#### [Instruções]
1. No texto sobre a MP 759/2016, qual lei instituiu o programa Terra Legal?
2. Dê continuidade ao texto sobre a MP 759/2016, começando logo após a última frase apresentada.

#### [Texto da página]
━━━━━━━━━━━━━━━━━━━━━━━━━━━━━━
Está nas mãos de Michel Temer a decisão pela sanção ou veto da Medida Provisória 759/2016, que altera diversas leis relacionadas à regularização fundiária em áreas urbanas e rurais. A MP chegou a ser elogiada pelo presidente em seu primeiro pronunciamento após a crise da JBS, em maio, e é pouco provável que ele vete o texto. Durante uma audiência pública no Senado para discutir o assunto, o senador Romero Jucá (PMDB-RR), relator da MP, defendeu a proposta indicando que ela atendia a uma dívida histórica do Estado brasileiro com milhares de famílias que migraram para a Amazônia nas décadas de 1970 e 1980, com a promessa governamental de receberem títulos das terras que ocupassem.
É fato que tal promessa ocorreu e que muitas dessas famílias nunca receberam o esperado título. No entanto, o argumento do senador em defesa da MP 759 falha por dois motivos. Primeiro, já existe uma lei que trata dessa alegada dívida histórica: a 11.952, de 2009, que também foi aprovada por meio de conversão de Medida Provisória. Essa lei, que instituiu o programa Terra Legal, autoriza a regularização de imóveis da Amazônia Legal de até 1.500 hectares ocupados até dezembro de 2004. Assim, não seria preciso alterá-la para tratar desse assunto.
━━━━━━━━━━━━━━━━━━━━━━━━━━━━━━
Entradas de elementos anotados
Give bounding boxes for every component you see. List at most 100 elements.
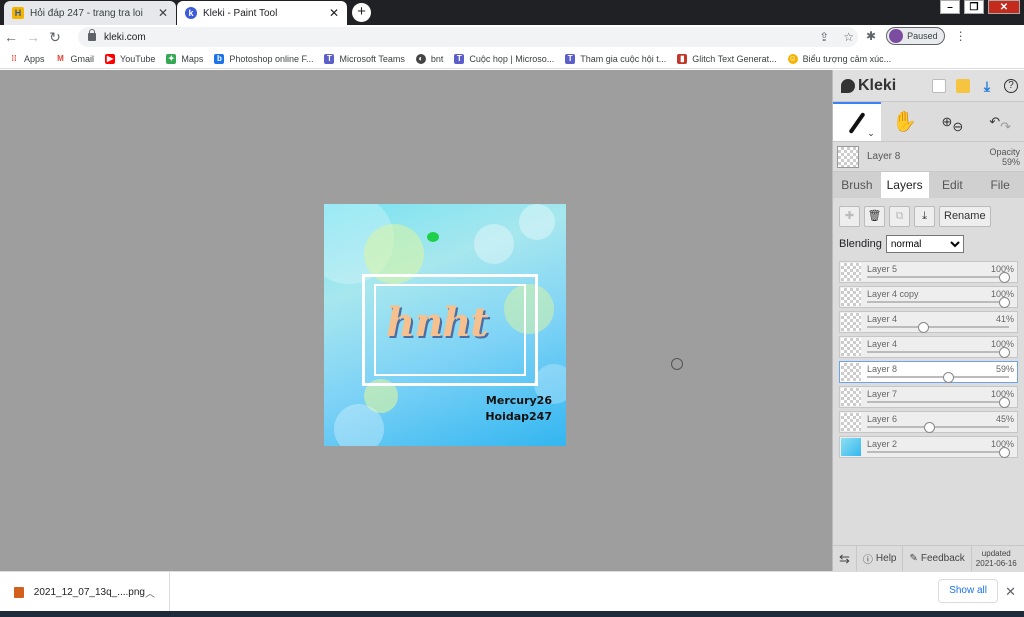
bookmark-gmail[interactable]: M Gmail	[56, 54, 94, 64]
chevron-down-icon[interactable]: ⌄	[867, 128, 875, 139]
opacity-slider-handle[interactable]	[999, 297, 1010, 308]
layer-name: Layer 2	[867, 439, 898, 449]
layer-thumbnail	[841, 363, 861, 381]
feedback-icon: ✎	[909, 553, 918, 564]
layer-row[interactable]: Layer 8 59%	[839, 361, 1018, 383]
bookmark-photoshop[interactable]: b Photoshop online F...	[214, 53, 313, 64]
undo-redo-buttons[interactable]: ↶ ↷	[976, 102, 1024, 141]
close-tab-icon[interactable]: ✕	[158, 6, 168, 20]
updated-info: updated 2021-06-16	[972, 549, 1021, 569]
reload-icon[interactable]: ↻	[44, 29, 66, 46]
layer-name: Layer 8	[867, 364, 898, 374]
duplicate-layer-button[interactable]: ⧉	[889, 206, 910, 227]
bookmark-teams-meeting[interactable]: T Cuộc họp | Microso...	[454, 53, 554, 64]
bookmark-teams-join[interactable]: T Tham gia cuộc hội t...	[565, 53, 666, 64]
opacity-slider-track[interactable]	[867, 401, 1009, 403]
hand-tool-button[interactable]: ✋	[881, 102, 929, 141]
undo-icon[interactable]: ↶	[989, 114, 1000, 130]
layer-row[interactable]: Layer 4 41%	[839, 311, 1018, 333]
bookmark-glitch[interactable]: ▮ Glitch Text Generat...	[677, 53, 777, 64]
bokeh-circle	[519, 204, 555, 240]
opacity-slider-track[interactable]	[867, 451, 1009, 453]
bookmark-maps[interactable]: ✦ Maps	[166, 53, 203, 64]
opacity-slider-handle[interactable]	[999, 272, 1010, 283]
download-item[interactable]: 2021_12_07_13q_....png ︿	[0, 572, 170, 612]
kleki-logo[interactable]: Kleki	[841, 77, 896, 95]
layer-thumbnail	[841, 438, 861, 456]
opacity-slider-handle[interactable]	[999, 347, 1010, 358]
tab-file[interactable]: File	[976, 172, 1024, 198]
bookmark-teams[interactable]: T Microsoft Teams	[324, 53, 405, 64]
tab-kleki[interactable]: k Kleki - Paint Tool ✕	[177, 1, 347, 25]
tool-row: ⌄ ✋ ⊕ ⊖ ↶ ↷	[833, 102, 1024, 142]
layer-row[interactable]: Layer 6 45%	[839, 411, 1018, 433]
tab-brush[interactable]: Brush	[833, 172, 881, 198]
swap-side-button[interactable]: ⇆	[833, 546, 857, 571]
opacity-slider-track[interactable]	[867, 301, 1009, 303]
close-download-bar-icon[interactable]: ✕	[1005, 584, 1016, 600]
panel-tabs: Brush Layers Edit File	[833, 172, 1024, 198]
layer-row[interactable]: Layer 7 100%	[839, 386, 1018, 408]
layer-row[interactable]: Layer 5 100%	[839, 261, 1018, 283]
feedback-button[interactable]: ✎ Feedback	[903, 546, 972, 571]
bookmark-apps[interactable]: ⁞⁞ Apps	[9, 54, 44, 64]
layer-list: Layer 5 100% Layer 4 copy 100% Layer 4 41% Lay…	[833, 257, 1024, 465]
zoom-out-icon[interactable]: ⊖	[952, 119, 963, 135]
help-button[interactable]: ⓘ Help	[857, 546, 904, 571]
merge-down-button[interactable]: ⤓	[914, 206, 935, 227]
opacity-slider-track[interactable]	[867, 326, 1009, 328]
delete-layer-button[interactable]: 🗑	[864, 206, 885, 227]
layer-row[interactable]: Layer 4 copy 100%	[839, 286, 1018, 308]
zoom-in-icon[interactable]: ⊕	[941, 114, 952, 130]
bookmark-bnt[interactable]: ◐ bnt	[415, 53, 443, 64]
chevron-up-icon[interactable]: ︿	[145, 585, 155, 600]
add-layer-button[interactable]: ✚	[839, 206, 860, 227]
close-window-button[interactable]: ✕	[988, 0, 1020, 14]
redo-icon[interactable]: ↷	[1000, 119, 1011, 135]
back-icon[interactable]: ←	[0, 29, 22, 45]
brush-tool-button[interactable]: ⌄	[833, 102, 881, 141]
menu-icon[interactable]: ⋮	[955, 29, 967, 43]
tab-hoidap[interactable]: H Hỏi đáp 247 - trang tra loi ✕	[4, 1, 176, 25]
download-icon[interactable]: ⤓	[980, 79, 994, 93]
forward-icon[interactable]: →	[22, 29, 44, 45]
tab-layers[interactable]: Layers	[880, 172, 929, 198]
rename-button[interactable]: Rename	[939, 206, 991, 227]
restore-button[interactable]: ❐	[964, 0, 984, 14]
profile-button[interactable]: Paused	[886, 27, 945, 45]
opacity-slider-track[interactable]	[867, 376, 1009, 378]
opacity-slider-track[interactable]	[867, 351, 1009, 353]
opacity-slider-track[interactable]	[867, 426, 1009, 428]
opacity-slider-handle[interactable]	[923, 422, 935, 433]
address-bar[interactable]: kleki.com ⇪ ☆	[78, 27, 858, 47]
extensions-icon[interactable]: ✱	[866, 29, 876, 43]
lock-icon[interactable]	[88, 29, 96, 41]
hoidap-favicon-icon: H	[12, 7, 24, 19]
show-all-button[interactable]: Show all	[938, 579, 998, 603]
bookmark-star-icon[interactable]: ☆	[843, 27, 854, 47]
opacity-slider-handle[interactable]	[999, 397, 1010, 408]
blending-select[interactable]: normal	[885, 235, 964, 253]
layer-row[interactable]: Layer 4 100%	[839, 336, 1018, 358]
layer-row[interactable]: Layer 2 100%	[839, 436, 1018, 458]
bookmark-youtube[interactable]: ▶ YouTube	[105, 53, 155, 64]
open-folder-icon[interactable]	[956, 78, 970, 93]
close-tab-icon[interactable]: ✕	[329, 6, 339, 20]
emoji-icon: ☺	[787, 53, 798, 64]
opacity-slider-handle[interactable]	[999, 447, 1010, 458]
new-tab-button[interactable]: +	[352, 3, 371, 22]
opacity-slider-handle[interactable]	[918, 322, 930, 333]
opacity-slider-handle[interactable]	[942, 372, 954, 383]
kleki-bird-icon	[841, 78, 855, 93]
share-icon[interactable]: ⇪	[819, 27, 829, 47]
help-icon[interactable]: ?	[1004, 78, 1018, 93]
canvas-workspace[interactable]: hnht Mercury26 Hoidap247	[0, 70, 832, 571]
zoom-buttons[interactable]: ⊕ ⊖	[929, 102, 977, 141]
layer-name: Layer 4	[867, 339, 898, 349]
artwork-canvas[interactable]: hnht Mercury26 Hoidap247	[324, 204, 566, 446]
tab-edit[interactable]: Edit	[929, 172, 977, 198]
minimize-button[interactable]: –	[940, 0, 960, 14]
new-image-icon[interactable]	[932, 78, 946, 93]
opacity-slider-track[interactable]	[867, 276, 1009, 278]
bookmark-emoji[interactable]: ☺ Biểu tượng cảm xúc...	[787, 53, 891, 64]
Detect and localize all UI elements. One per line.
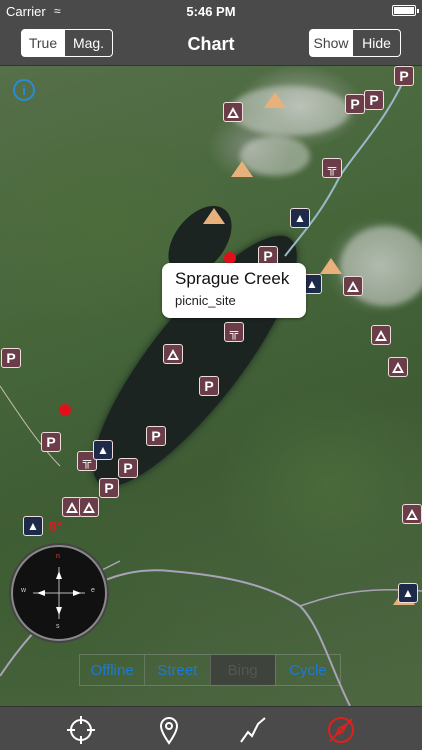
- compass-widget[interactable]: n s e w: [11, 545, 107, 641]
- peak-icon[interactable]: [203, 208, 225, 224]
- lookout-tower-icon[interactable]: ▲: [23, 516, 43, 536]
- offline-map-tab[interactable]: Offline: [80, 655, 144, 685]
- compass-west: w: [21, 587, 27, 594]
- lookout-tower-icon[interactable]: ▲: [93, 440, 113, 460]
- campsite-icon[interactable]: [371, 325, 391, 345]
- compass-off-icon[interactable]: [326, 715, 356, 745]
- peak-icon[interactable]: [264, 92, 286, 108]
- picnic-table-icon[interactable]: ╦: [322, 158, 342, 178]
- red-map-label: 8°: [49, 518, 63, 534]
- locate-icon[interactable]: [66, 715, 96, 745]
- lookout-tower-icon[interactable]: ▲: [398, 583, 418, 603]
- parking-icon[interactable]: P: [41, 432, 61, 452]
- compass-east: e: [91, 587, 95, 594]
- parking-icon[interactable]: P: [394, 66, 414, 86]
- parking-icon[interactable]: P: [364, 90, 384, 110]
- info-icon[interactable]: i: [13, 79, 35, 101]
- poi-type: picnic_site: [175, 293, 236, 308]
- lookout-tower-icon[interactable]: ▲: [290, 208, 310, 228]
- campsite-icon[interactable]: [163, 344, 183, 364]
- cycle-map-tab[interactable]: Cycle: [274, 655, 340, 685]
- parking-icon[interactable]: P: [199, 376, 219, 396]
- status-bar: Carrier ≈ 5:46 PM: [0, 0, 422, 22]
- status-time: 5:46 PM: [186, 4, 236, 19]
- parking-icon[interactable]: P: [99, 478, 119, 498]
- labels-segmented-control: Show Hide: [309, 29, 401, 57]
- compass-south: s: [56, 623, 60, 630]
- navigation-bar: True Mag. Chart Show Hide: [0, 22, 422, 66]
- peak-icon[interactable]: [320, 258, 342, 274]
- pin-icon[interactable]: [154, 715, 184, 745]
- compass-north: n: [56, 553, 60, 560]
- campsite-icon[interactable]: [79, 497, 99, 517]
- peak-icon[interactable]: [231, 161, 253, 177]
- picnic-table-icon[interactable]: ╦: [224, 322, 244, 342]
- map-source-selector: Offline Street Bing Cycle: [79, 654, 341, 686]
- route-icon[interactable]: [238, 715, 268, 745]
- parking-icon[interactable]: P: [118, 458, 138, 478]
- campsite-icon[interactable]: [388, 357, 408, 377]
- poi-pin-icon[interactable]: [59, 404, 71, 416]
- bottom-toolbar: [0, 706, 422, 750]
- street-map-tab[interactable]: Street: [144, 655, 209, 685]
- poi-name: Sprague Creek: [175, 269, 290, 288]
- parking-icon[interactable]: P: [146, 426, 166, 446]
- bing-map-tab[interactable]: Bing: [209, 655, 275, 685]
- show-option[interactable]: Show: [310, 30, 352, 56]
- poi-callout[interactable]: Sprague Creek picnic_site: [162, 263, 306, 318]
- campsite-icon[interactable]: [402, 504, 422, 524]
- campsite-icon[interactable]: [343, 276, 363, 296]
- battery-icon: [392, 5, 419, 16]
- parking-icon[interactable]: P: [345, 94, 365, 114]
- map-view[interactable]: i P P P P P P P P P P ╦ ╦ ╦ ▲ ▲ ▲ ▲ ▲ 8°…: [0, 66, 422, 706]
- hide-option[interactable]: Hide: [352, 30, 400, 56]
- parking-icon[interactable]: P: [1, 348, 21, 368]
- campsite-icon[interactable]: [223, 102, 243, 122]
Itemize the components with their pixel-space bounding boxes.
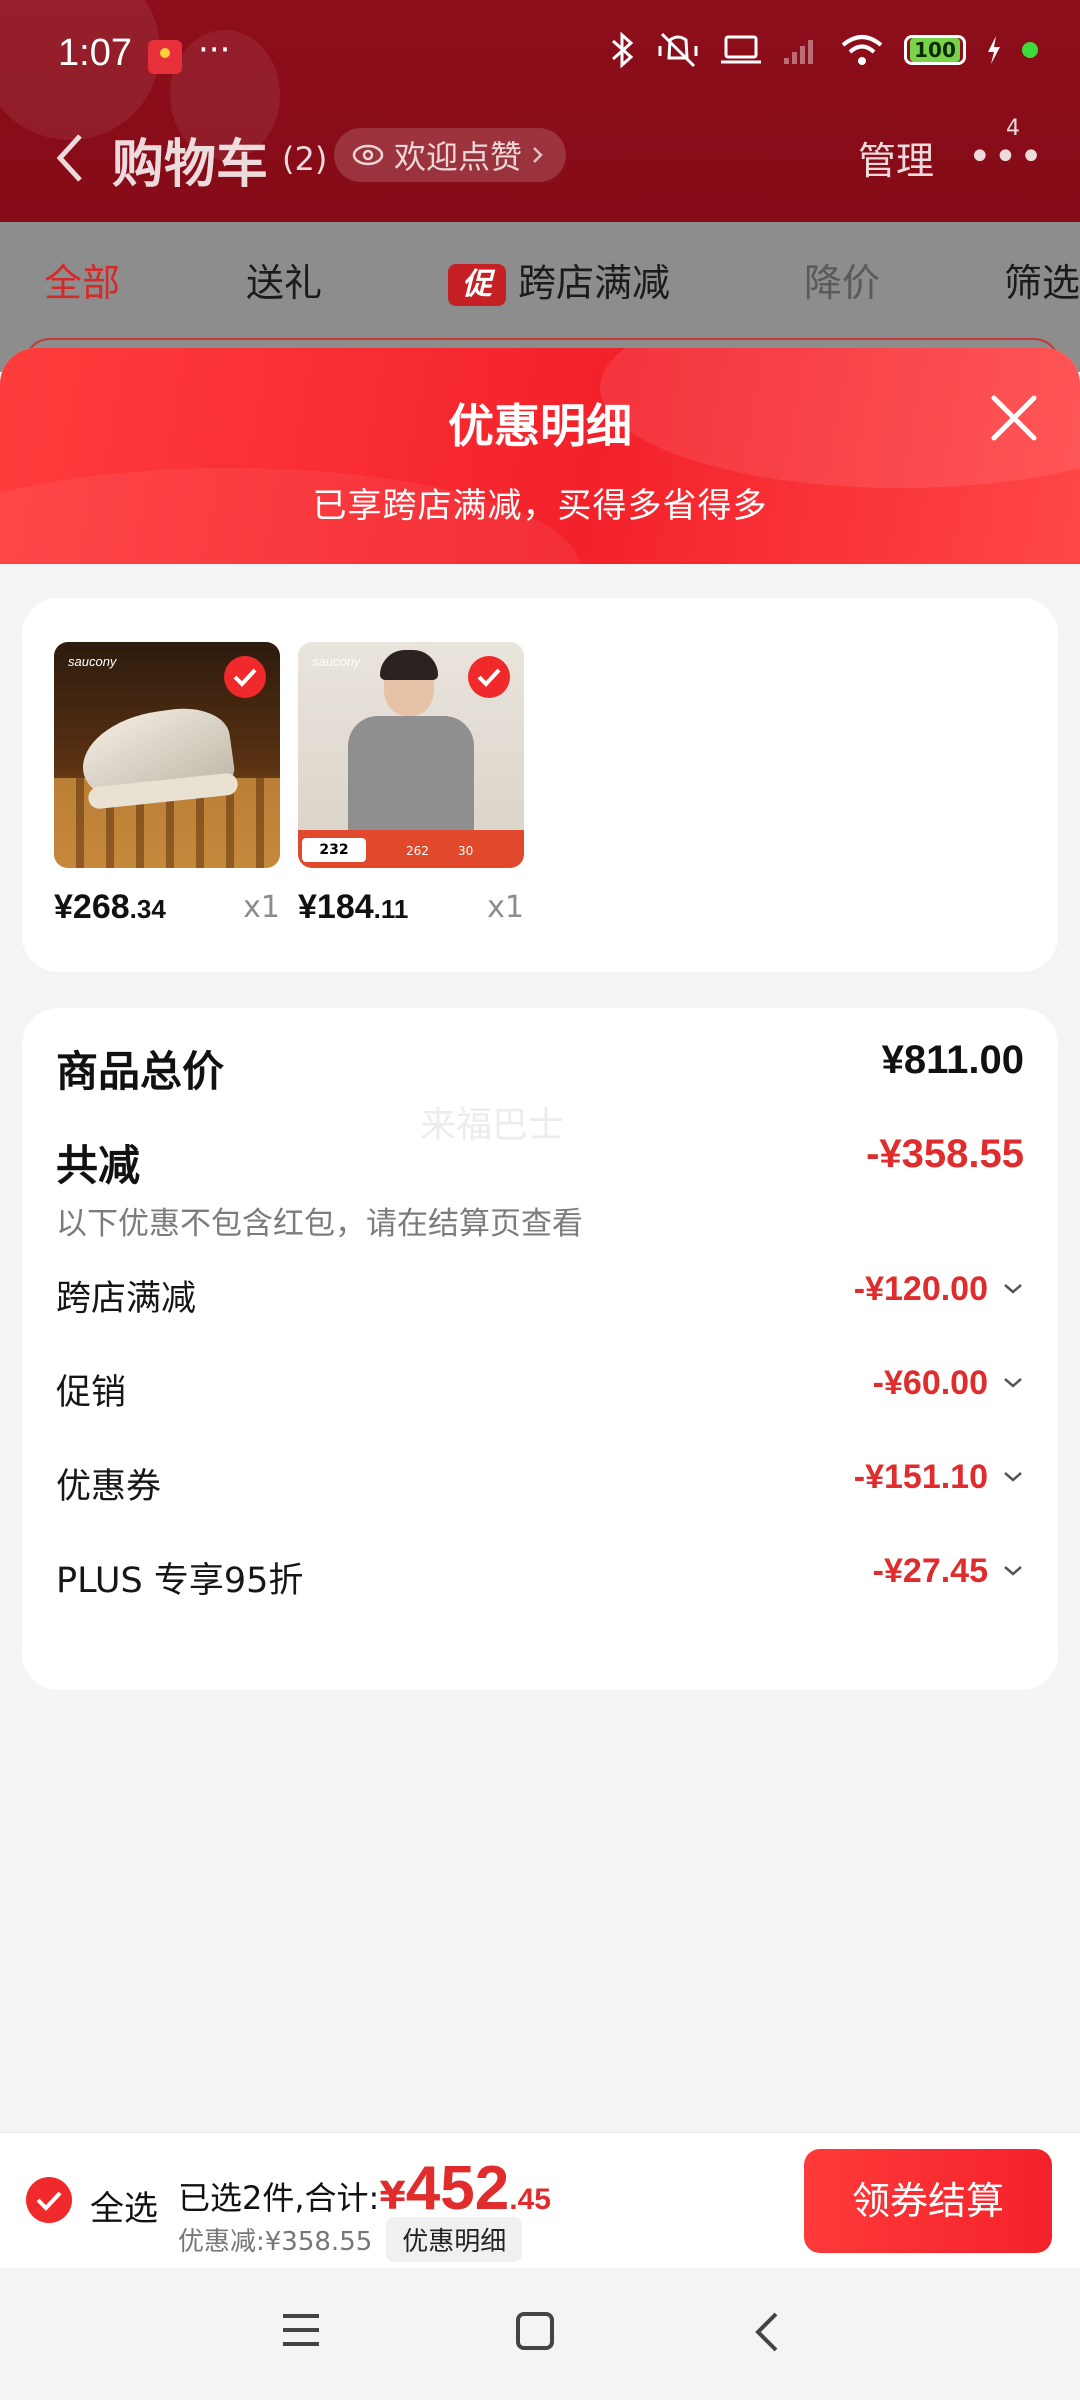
- page-title: 购物车: [112, 135, 269, 195]
- total-value: ¥811.00: [881, 1038, 1024, 1082]
- sheet-subtitle: 已享跨店满减，买得多省得多: [312, 486, 768, 526]
- discount-item-label: 促销: [56, 1373, 127, 1413]
- cart-nav-bar: 购物车 (2) 欢迎点赞 管理 ••• 4: [0, 112, 1080, 222]
- wifi-icon: [841, 35, 883, 65]
- checked-icon[interactable]: [468, 656, 510, 698]
- status-more-indicator: ···: [198, 30, 231, 70]
- brand-logo: saucony: [312, 654, 361, 669]
- system-navigation-bar: [0, 2268, 1080, 2400]
- laptop-icon: [721, 35, 761, 64]
- battery-level: 100: [910, 38, 960, 62]
- checkout-button[interactable]: 领券结算: [804, 2149, 1052, 2253]
- app-header-background: 1:07 ··· 100 购物车 (2) 欢迎点赞 管理 ••• 4: [0, 0, 1080, 222]
- close-icon[interactable]: [986, 390, 1042, 446]
- chevron-down-icon: [1004, 1472, 1022, 1482]
- product-image: saucony: [54, 642, 280, 868]
- promo-tag-badge: 促: [448, 264, 506, 306]
- tab-gift[interactable]: 送礼: [246, 252, 322, 307]
- discount-item-plus[interactable]: PLUS 专享95折 -¥27.45: [56, 1552, 1024, 1602]
- sheet-header: 优惠明细 已享跨店满减，买得多省得多: [0, 348, 1080, 564]
- privacy-indicator-icon: [1022, 42, 1038, 58]
- eye-icon: [352, 144, 384, 166]
- discount-item-label: PLUS 专享95折: [56, 1561, 304, 1601]
- product-item[interactable]: saucony 232 262 30 ¥184.11 x1: [298, 642, 524, 926]
- discount-item-cross-store[interactable]: 跨店满减 -¥120.00: [56, 1270, 1024, 1320]
- manage-button[interactable]: 管理: [858, 130, 934, 185]
- price-integer: ¥184: [298, 888, 374, 926]
- currency-symbol: ¥: [379, 2174, 406, 2218]
- selected-products-card: saucony ¥268.34 x1 saucony 232 262 30 ¥1…: [22, 598, 1058, 972]
- total-row: 商品总价 ¥811.00: [56, 1038, 1024, 1098]
- promo-strip-number: 30: [458, 844, 474, 858]
- reduce-label: 共减: [56, 1141, 141, 1190]
- checked-icon[interactable]: [224, 656, 266, 698]
- tab-filter[interactable]: 筛选: [1004, 252, 1080, 307]
- product-item[interactable]: saucony ¥268.34 x1: [54, 642, 280, 926]
- chevron-down-icon: [1004, 1566, 1022, 1576]
- tab-all[interactable]: 全部: [44, 252, 120, 307]
- like-button[interactable]: 欢迎点赞: [334, 128, 567, 182]
- total-decimal: .45: [509, 2183, 551, 2216]
- checkout-bar: 全选 已选2件,合计:¥452.45 优惠减:¥358.55 优惠明细 领券结算: [0, 2132, 1080, 2268]
- tab-price-drop[interactable]: 降价: [804, 252, 880, 307]
- discount-note: 以下优惠不包含红包，请在结算页查看: [56, 1206, 583, 1242]
- discount-detail-sheet: 优惠明细 已享跨店满减，买得多省得多 saucony ¥268.34 x1 sa…: [0, 348, 1080, 2132]
- discount-item-coupon[interactable]: 优惠券 -¥151.10: [56, 1458, 1024, 1508]
- total-label: 商品总价: [56, 1047, 225, 1096]
- product-image: saucony 232 262 30: [298, 642, 524, 868]
- tab-cross-store-discount[interactable]: 促跨店满减: [448, 252, 670, 307]
- silent-vibrate-icon: [658, 32, 698, 68]
- discount-summary: 优惠减:¥358.55 优惠明细: [178, 2217, 523, 2262]
- product-quantity: x1: [487, 890, 524, 925]
- discount-item-label: 跨店满减: [56, 1279, 197, 1319]
- discount-amount: 优惠减:¥358.55: [178, 2227, 373, 2257]
- price-decimal: .11: [373, 894, 409, 924]
- status-time: 1:07: [58, 32, 132, 74]
- notification-app-icon: [148, 40, 182, 74]
- discount-item-value: -¥151.10: [853, 1458, 988, 1496]
- select-all-label[interactable]: 全选: [90, 2181, 158, 2230]
- like-label: 欢迎点赞: [394, 138, 523, 176]
- price-decimal: .34: [129, 894, 166, 924]
- filter-tabs: 全部 送礼 促跨店满减 降价 筛选: [0, 222, 1080, 332]
- product-quantity: x1: [243, 890, 280, 925]
- back-icon[interactable]: [752, 2310, 782, 2354]
- promo-strip-value: 232: [302, 838, 366, 862]
- charging-icon: [988, 36, 1000, 64]
- discount-item-value: -¥120.00: [853, 1270, 988, 1308]
- back-arrow-icon[interactable]: [54, 130, 84, 186]
- sheet-title: 优惠明细: [448, 399, 632, 453]
- discount-item-label: 优惠券: [56, 1467, 162, 1507]
- chevron-right-icon: [533, 147, 543, 163]
- home-icon[interactable]: [514, 2310, 556, 2352]
- product-price: ¥268.34: [54, 888, 166, 927]
- menu-icon[interactable]: [280, 2310, 322, 2350]
- message-badge: 4: [1006, 116, 1020, 141]
- promo-strip-number: 262: [406, 844, 429, 858]
- cart-count: (2): [282, 140, 328, 178]
- brand-logo: saucony: [68, 654, 117, 669]
- product-price: ¥184.11: [298, 888, 408, 927]
- chevron-down-icon: [1004, 1378, 1022, 1388]
- promo-strip: 232 262 30: [298, 830, 524, 868]
- select-all-checkbox[interactable]: [26, 2177, 72, 2223]
- status-bar: 1:07 ··· 100: [0, 0, 1080, 112]
- total-integer: 452: [405, 2154, 510, 2223]
- reduce-value: -¥358.55: [866, 1132, 1024, 1176]
- discount-item-promotion[interactable]: 促销 -¥60.00: [56, 1364, 1024, 1414]
- price-integer: ¥268: [54, 888, 130, 926]
- bluetooth-icon: [612, 31, 634, 69]
- discount-detail-button[interactable]: 优惠明细: [386, 2217, 523, 2262]
- order-summary: 已选2件,合计:¥452.45: [178, 2153, 551, 2224]
- signal-icon: [784, 40, 813, 64]
- tab-cross-store-label: 跨店满减: [518, 261, 671, 305]
- battery-icon: 100: [904, 35, 966, 65]
- summary-prefix: 已选2件,合计:: [178, 2179, 380, 2217]
- watermark: 来福巴士: [420, 1105, 565, 1146]
- chevron-down-icon: [1004, 1284, 1022, 1294]
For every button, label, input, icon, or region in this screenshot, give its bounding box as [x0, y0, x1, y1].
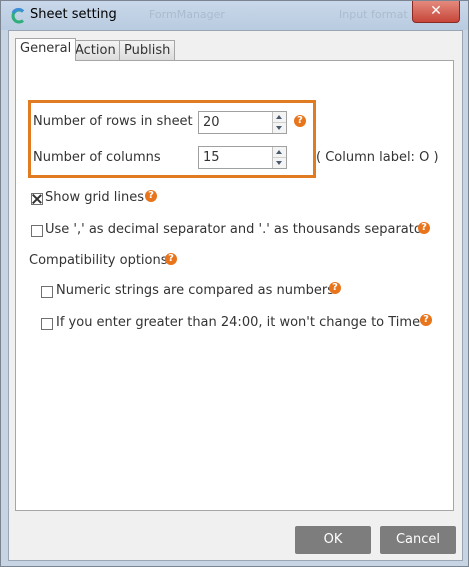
━━━━━━━━━━━━━━━━━━━━━━━━━━━━━━
#### [Respostas por tarefa]
1. A Lei 11.952, de 2009.

2.
A segunda falha da defesa da MP 759 é que a grande dívida histórica fundiária do governo brasileiro está com povos indígenas e populações tradicionais cujos territórios não foram reconhecidos até o momento, mesmo que tenham prioridade legal para essa regularização. Por exemplo, o ritmo de demarcação de terras indígenas caiu drasticamente a partir de 2010. No momento, há 45 terras indígenas na Amazônia com processo para reconhecimento, sendo que parte dessas em estágio avançado que já poderiam ter resultado em demarcações. Além disso, há indicações de mais 207 terras indígenas no Brasil que ainda não tiveram processo de demarcação iniciado.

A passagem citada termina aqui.